- **TASK BRIEF**
Edit the records below by replacing every occurrence of "Renomear" with "Rename", and leave everything else unchanged.

- **RECORDS FOR THE EXERCISE**

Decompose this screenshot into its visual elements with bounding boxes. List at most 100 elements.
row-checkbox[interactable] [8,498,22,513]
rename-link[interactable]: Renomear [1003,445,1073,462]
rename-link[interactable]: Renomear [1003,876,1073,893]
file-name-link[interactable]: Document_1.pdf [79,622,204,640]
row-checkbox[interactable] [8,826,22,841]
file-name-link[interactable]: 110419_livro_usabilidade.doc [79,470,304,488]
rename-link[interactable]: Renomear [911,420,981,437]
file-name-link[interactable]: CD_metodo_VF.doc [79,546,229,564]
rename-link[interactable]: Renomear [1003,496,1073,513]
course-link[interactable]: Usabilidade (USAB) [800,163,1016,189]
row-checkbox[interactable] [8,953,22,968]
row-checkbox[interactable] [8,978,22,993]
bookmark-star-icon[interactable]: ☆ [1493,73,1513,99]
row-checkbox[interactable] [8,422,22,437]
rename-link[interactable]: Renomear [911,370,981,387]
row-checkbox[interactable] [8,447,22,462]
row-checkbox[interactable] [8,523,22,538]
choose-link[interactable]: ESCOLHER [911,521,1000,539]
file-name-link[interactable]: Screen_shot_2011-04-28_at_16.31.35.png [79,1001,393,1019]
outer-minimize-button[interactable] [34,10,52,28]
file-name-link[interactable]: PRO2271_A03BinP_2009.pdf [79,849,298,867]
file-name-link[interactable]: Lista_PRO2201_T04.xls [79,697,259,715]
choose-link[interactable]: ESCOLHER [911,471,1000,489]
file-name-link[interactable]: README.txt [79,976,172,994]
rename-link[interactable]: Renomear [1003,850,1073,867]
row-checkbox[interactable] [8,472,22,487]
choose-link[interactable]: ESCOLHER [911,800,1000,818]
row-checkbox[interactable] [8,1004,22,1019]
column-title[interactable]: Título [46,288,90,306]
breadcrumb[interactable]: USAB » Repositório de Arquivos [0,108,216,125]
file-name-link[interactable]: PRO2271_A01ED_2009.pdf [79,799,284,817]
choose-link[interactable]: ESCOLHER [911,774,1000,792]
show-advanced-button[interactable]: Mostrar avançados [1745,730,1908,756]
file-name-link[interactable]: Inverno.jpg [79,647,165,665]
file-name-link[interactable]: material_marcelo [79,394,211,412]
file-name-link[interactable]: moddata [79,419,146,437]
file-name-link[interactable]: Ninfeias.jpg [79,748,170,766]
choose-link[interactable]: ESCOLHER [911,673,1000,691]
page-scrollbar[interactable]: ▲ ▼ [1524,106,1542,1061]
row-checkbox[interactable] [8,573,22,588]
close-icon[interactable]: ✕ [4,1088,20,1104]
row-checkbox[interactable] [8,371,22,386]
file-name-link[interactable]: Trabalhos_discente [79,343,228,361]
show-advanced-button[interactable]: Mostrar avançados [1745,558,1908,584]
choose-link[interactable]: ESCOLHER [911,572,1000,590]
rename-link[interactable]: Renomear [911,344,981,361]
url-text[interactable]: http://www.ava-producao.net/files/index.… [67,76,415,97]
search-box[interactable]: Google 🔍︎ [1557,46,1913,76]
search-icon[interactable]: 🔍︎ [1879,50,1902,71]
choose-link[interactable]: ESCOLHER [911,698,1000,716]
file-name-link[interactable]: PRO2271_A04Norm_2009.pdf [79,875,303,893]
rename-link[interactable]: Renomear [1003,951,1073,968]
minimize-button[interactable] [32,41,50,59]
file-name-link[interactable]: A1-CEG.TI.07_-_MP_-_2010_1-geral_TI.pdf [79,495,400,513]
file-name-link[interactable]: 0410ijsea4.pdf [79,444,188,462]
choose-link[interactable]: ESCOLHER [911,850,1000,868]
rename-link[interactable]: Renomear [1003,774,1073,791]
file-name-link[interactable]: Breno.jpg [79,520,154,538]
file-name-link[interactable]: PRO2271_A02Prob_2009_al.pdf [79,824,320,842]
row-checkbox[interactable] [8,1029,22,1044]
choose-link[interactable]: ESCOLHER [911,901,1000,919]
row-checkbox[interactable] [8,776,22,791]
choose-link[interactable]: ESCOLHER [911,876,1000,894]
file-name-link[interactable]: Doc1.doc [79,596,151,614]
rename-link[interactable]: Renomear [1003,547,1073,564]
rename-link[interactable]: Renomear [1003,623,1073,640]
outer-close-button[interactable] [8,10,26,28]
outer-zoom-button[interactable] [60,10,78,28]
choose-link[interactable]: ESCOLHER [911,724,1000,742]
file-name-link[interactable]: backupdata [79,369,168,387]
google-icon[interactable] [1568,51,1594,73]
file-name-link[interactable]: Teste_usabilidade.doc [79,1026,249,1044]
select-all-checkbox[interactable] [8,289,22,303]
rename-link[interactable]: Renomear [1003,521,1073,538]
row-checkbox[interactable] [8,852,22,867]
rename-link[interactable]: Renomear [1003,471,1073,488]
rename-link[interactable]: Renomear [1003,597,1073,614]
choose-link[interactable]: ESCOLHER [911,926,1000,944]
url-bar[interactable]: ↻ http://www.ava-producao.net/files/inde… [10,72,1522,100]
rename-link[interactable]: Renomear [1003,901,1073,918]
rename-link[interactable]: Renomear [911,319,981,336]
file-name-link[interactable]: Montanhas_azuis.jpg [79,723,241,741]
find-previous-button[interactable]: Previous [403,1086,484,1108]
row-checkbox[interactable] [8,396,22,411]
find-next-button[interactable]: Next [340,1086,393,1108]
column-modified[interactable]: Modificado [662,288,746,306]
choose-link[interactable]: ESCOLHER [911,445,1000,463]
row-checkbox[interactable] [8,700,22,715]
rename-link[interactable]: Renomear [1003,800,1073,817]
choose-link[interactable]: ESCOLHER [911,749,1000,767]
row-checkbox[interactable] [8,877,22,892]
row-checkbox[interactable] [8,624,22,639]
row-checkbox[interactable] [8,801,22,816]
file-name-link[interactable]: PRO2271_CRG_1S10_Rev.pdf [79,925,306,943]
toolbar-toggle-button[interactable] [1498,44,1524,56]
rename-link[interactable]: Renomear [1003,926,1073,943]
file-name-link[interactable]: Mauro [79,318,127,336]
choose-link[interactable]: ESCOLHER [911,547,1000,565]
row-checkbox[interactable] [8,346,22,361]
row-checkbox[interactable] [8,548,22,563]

- **RESPONSE**
Decompose this screenshot into its visual elements with bounding boxes. List at most 100 elements.
row-checkbox[interactable] [8,498,22,513]
rename-link[interactable]: Rename [1003,445,1073,462]
rename-link[interactable]: Rename [1003,876,1073,893]
file-name-link[interactable]: Document_1.pdf [79,622,204,640]
row-checkbox[interactable] [8,826,22,841]
file-name-link[interactable]: 110419_livro_usabilidade.doc [79,470,304,488]
rename-link[interactable]: Rename [911,420,981,437]
file-name-link[interactable]: CD_metodo_VF.doc [79,546,229,564]
rename-link[interactable]: Rename [1003,496,1073,513]
course-link[interactable]: Usabilidade (USAB) [800,163,1016,189]
row-checkbox[interactable] [8,953,22,968]
row-checkbox[interactable] [8,978,22,993]
bookmark-star-icon[interactable]: ☆ [1493,73,1513,99]
row-checkbox[interactable] [8,422,22,437]
rename-link[interactable]: Rename [911,370,981,387]
row-checkbox[interactable] [8,447,22,462]
row-checkbox[interactable] [8,523,22,538]
choose-link[interactable]: ESCOLHER [911,521,1000,539]
file-name-link[interactable]: Screen_shot_2011-04-28_at_16.31.35.png [79,1001,393,1019]
outer-minimize-button[interactable] [34,10,52,28]
file-name-link[interactable]: PRO2271_A03BinP_2009.pdf [79,849,298,867]
file-name-link[interactable]: Lista_PRO2201_T04.xls [79,697,259,715]
choose-link[interactable]: ESCOLHER [911,471,1000,489]
file-name-link[interactable]: README.txt [79,976,172,994]
rename-link[interactable]: Rename [1003,850,1073,867]
row-checkbox[interactable] [8,472,22,487]
choose-link[interactable]: ESCOLHER [911,800,1000,818]
row-checkbox[interactable] [8,1004,22,1019]
column-title[interactable]: Título [46,288,90,306]
breadcrumb[interactable]: USAB » Repositório de Arquivos [0,108,216,125]
file-name-link[interactable]: PRO2271_A01ED_2009.pdf [79,799,284,817]
choose-link[interactable]: ESCOLHER [911,774,1000,792]
show-advanced-button[interactable]: Mostrar avançados [1745,730,1908,756]
file-name-link[interactable]: Inverno.jpg [79,647,165,665]
file-name-link[interactable]: material_marcelo [79,394,211,412]
file-name-link[interactable]: moddata [79,419,146,437]
file-name-link[interactable]: Ninfeias.jpg [79,748,170,766]
choose-link[interactable]: ESCOLHER [911,673,1000,691]
page-scrollbar[interactable]: ▲ ▼ [1524,106,1542,1061]
row-checkbox[interactable] [8,573,22,588]
close-icon[interactable]: ✕ [4,1088,20,1104]
row-checkbox[interactable] [8,371,22,386]
file-name-link[interactable]: Trabalhos_discente [79,343,228,361]
show-advanced-button[interactable]: Mostrar avançados [1745,558,1908,584]
choose-link[interactable]: ESCOLHER [911,572,1000,590]
rename-link[interactable]: Rename [911,344,981,361]
url-text[interactable]: http://www.ava-producao.net/files/index.… [67,76,415,97]
search-box[interactable]: Google 🔍︎ [1557,46,1913,76]
search-icon[interactable]: 🔍︎ [1879,50,1902,71]
choose-link[interactable]: ESCOLHER [911,698,1000,716]
file-name-link[interactable]: PRO2271_A04Norm_2009.pdf [79,875,303,893]
rename-link[interactable]: Rename [1003,951,1073,968]
minimize-button[interactable] [32,41,50,59]
file-name-link[interactable]: A1-CEG.TI.07_-_MP_-_2010_1-geral_TI.pdf [79,495,400,513]
file-name-link[interactable]: 0410ijsea4.pdf [79,444,188,462]
choose-link[interactable]: ESCOLHER [911,850,1000,868]
rename-link[interactable]: Rename [1003,774,1073,791]
file-name-link[interactable]: Breno.jpg [79,520,154,538]
file-name-link[interactable]: PRO2271_A02Prob_2009_al.pdf [79,824,320,842]
row-checkbox[interactable] [8,1029,22,1044]
choose-link[interactable]: ESCOLHER [911,901,1000,919]
row-checkbox[interactable] [8,776,22,791]
choose-link[interactable]: ESCOLHER [911,876,1000,894]
file-name-link[interactable]: Doc1.doc [79,596,151,614]
rename-link[interactable]: Rename [1003,547,1073,564]
rename-link[interactable]: Rename [1003,623,1073,640]
outer-close-button[interactable] [8,10,26,28]
outer-zoom-button[interactable] [60,10,78,28]
choose-link[interactable]: ESCOLHER [911,724,1000,742]
file-name-link[interactable]: backupdata [79,369,168,387]
google-icon[interactable] [1568,51,1594,73]
file-name-link[interactable]: Teste_usabilidade.doc [79,1026,249,1044]
select-all-checkbox[interactable] [8,289,22,303]
rename-link[interactable]: Rename [1003,521,1073,538]
row-checkbox[interactable] [8,852,22,867]
rename-link[interactable]: Rename [1003,471,1073,488]
rename-link[interactable]: Rename [1003,597,1073,614]
choose-link[interactable]: ESCOLHER [911,926,1000,944]
url-bar[interactable]: ↻ http://www.ava-producao.net/files/inde… [10,72,1522,100]
rename-link[interactable]: Rename [1003,901,1073,918]
rename-link[interactable]: Rename [911,319,981,336]
file-name-link[interactable]: Montanhas_azuis.jpg [79,723,241,741]
find-previous-button[interactable]: Previous [403,1086,484,1108]
row-checkbox[interactable] [8,396,22,411]
find-next-button[interactable]: Next [340,1086,393,1108]
column-modified[interactable]: Modificado [662,288,746,306]
choose-link[interactable]: ESCOLHER [911,445,1000,463]
row-checkbox[interactable] [8,700,22,715]
rename-link[interactable]: Rename [1003,800,1073,817]
choose-link[interactable]: ESCOLHER [911,749,1000,767]
row-checkbox[interactable] [8,877,22,892]
row-checkbox[interactable] [8,624,22,639]
row-checkbox[interactable] [8,801,22,816]
file-name-link[interactable]: PRO2271_CRG_1S10_Rev.pdf [79,925,306,943]
toolbar-toggle-button[interactable] [1498,44,1524,56]
rename-link[interactable]: Rename [1003,926,1073,943]
file-name-link[interactable]: Mauro [79,318,127,336]
choose-link[interactable]: ESCOLHER [911,547,1000,565]
row-checkbox[interactable] [8,346,22,361]
row-checkbox[interactable] [8,548,22,563]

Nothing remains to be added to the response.